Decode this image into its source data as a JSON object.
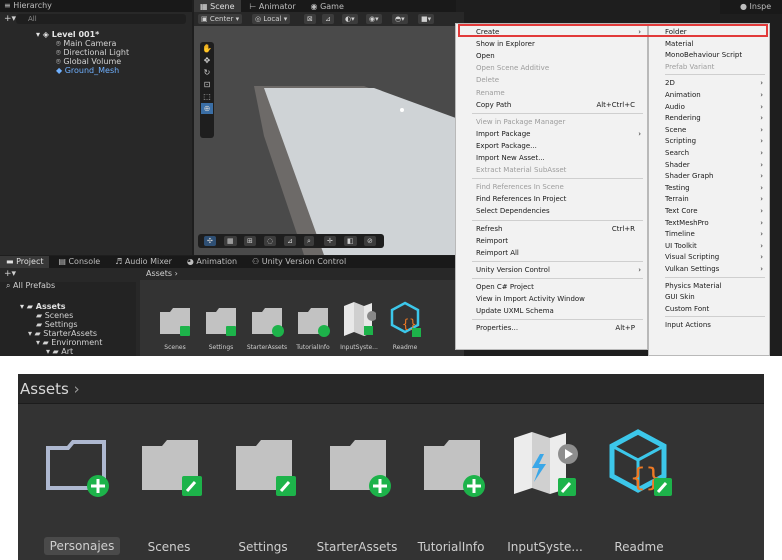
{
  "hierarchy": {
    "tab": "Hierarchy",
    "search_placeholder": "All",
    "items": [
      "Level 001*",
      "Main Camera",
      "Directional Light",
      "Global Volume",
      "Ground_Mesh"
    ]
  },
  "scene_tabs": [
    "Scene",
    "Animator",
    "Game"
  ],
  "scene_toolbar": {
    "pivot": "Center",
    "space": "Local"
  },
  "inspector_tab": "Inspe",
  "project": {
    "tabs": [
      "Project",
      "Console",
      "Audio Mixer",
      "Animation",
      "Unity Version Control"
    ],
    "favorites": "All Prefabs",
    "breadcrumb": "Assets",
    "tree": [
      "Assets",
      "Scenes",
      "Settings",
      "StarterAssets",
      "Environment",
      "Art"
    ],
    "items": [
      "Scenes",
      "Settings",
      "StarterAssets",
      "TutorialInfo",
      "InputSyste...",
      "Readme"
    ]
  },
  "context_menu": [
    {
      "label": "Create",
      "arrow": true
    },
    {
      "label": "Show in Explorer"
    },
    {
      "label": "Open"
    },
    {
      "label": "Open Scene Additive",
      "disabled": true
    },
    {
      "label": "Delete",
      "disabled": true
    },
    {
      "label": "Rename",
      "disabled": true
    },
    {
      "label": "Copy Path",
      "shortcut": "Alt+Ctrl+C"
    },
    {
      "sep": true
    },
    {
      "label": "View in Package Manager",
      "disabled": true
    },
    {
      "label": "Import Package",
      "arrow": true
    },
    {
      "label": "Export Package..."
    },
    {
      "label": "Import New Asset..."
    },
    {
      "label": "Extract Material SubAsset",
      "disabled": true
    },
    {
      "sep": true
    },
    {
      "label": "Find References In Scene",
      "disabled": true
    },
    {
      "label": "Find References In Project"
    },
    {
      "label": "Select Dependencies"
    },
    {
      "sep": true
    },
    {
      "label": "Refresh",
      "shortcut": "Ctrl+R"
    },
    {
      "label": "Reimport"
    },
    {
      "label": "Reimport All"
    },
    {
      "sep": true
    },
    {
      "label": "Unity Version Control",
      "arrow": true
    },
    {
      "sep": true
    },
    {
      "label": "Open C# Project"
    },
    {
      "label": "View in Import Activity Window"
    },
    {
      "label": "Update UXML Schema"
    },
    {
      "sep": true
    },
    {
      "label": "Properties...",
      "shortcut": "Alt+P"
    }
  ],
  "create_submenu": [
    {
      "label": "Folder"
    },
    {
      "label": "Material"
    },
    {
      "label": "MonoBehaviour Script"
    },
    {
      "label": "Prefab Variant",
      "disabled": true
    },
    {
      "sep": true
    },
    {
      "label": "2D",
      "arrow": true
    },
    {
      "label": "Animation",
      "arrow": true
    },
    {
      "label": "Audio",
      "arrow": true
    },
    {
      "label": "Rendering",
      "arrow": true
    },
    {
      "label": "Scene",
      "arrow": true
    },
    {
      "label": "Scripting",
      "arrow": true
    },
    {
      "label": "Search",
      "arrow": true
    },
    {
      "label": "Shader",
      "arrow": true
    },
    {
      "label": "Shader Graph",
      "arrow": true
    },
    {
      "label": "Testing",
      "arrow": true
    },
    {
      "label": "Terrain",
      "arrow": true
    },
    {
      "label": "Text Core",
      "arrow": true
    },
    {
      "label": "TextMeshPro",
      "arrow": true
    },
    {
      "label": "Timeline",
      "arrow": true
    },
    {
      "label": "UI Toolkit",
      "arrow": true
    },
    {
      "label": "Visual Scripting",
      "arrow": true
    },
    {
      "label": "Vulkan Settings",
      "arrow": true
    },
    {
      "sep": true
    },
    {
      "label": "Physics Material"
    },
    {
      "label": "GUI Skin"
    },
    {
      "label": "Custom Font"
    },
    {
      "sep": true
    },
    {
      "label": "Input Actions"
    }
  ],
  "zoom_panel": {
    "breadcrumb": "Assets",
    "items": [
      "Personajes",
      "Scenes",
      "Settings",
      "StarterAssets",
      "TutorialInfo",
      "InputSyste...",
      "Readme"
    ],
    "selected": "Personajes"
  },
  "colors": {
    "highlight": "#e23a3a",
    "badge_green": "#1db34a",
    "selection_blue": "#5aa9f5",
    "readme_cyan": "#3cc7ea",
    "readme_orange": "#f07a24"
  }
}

=-=-=

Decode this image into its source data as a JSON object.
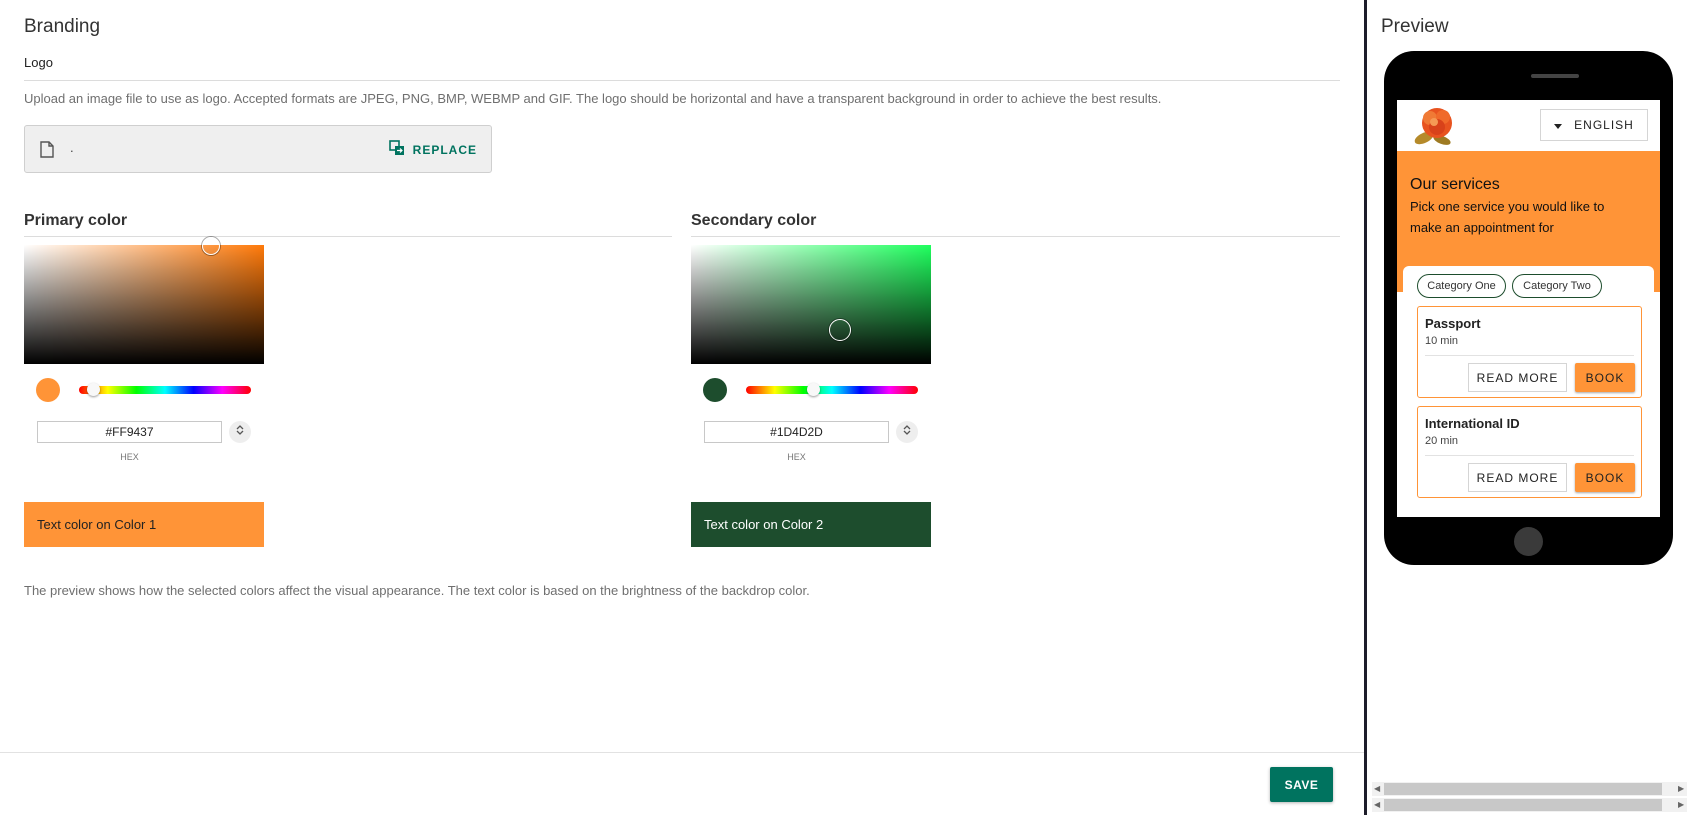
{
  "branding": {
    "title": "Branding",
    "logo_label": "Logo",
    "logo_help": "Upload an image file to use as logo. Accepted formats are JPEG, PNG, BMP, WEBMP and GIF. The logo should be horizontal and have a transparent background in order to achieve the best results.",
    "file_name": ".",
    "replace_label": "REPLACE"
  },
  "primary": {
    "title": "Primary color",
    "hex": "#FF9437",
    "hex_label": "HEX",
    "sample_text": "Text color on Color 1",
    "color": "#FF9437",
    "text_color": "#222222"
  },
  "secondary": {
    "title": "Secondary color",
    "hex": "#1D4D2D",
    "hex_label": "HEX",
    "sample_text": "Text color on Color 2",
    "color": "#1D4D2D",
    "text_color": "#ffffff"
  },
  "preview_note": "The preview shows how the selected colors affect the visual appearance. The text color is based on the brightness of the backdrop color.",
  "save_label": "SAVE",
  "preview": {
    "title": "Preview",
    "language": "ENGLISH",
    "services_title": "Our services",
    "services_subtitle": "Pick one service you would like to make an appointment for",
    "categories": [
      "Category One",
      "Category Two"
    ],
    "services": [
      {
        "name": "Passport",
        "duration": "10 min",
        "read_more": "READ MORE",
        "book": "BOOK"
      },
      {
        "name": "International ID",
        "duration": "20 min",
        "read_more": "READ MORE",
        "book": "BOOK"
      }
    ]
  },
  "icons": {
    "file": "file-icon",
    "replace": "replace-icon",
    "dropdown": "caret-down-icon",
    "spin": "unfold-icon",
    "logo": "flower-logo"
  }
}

=-=-=

## Written request:
Return each full line of the entries that contains the word "References".

## Output below:
      "label": "Find References In Scene",
      "label": "Find References In Project"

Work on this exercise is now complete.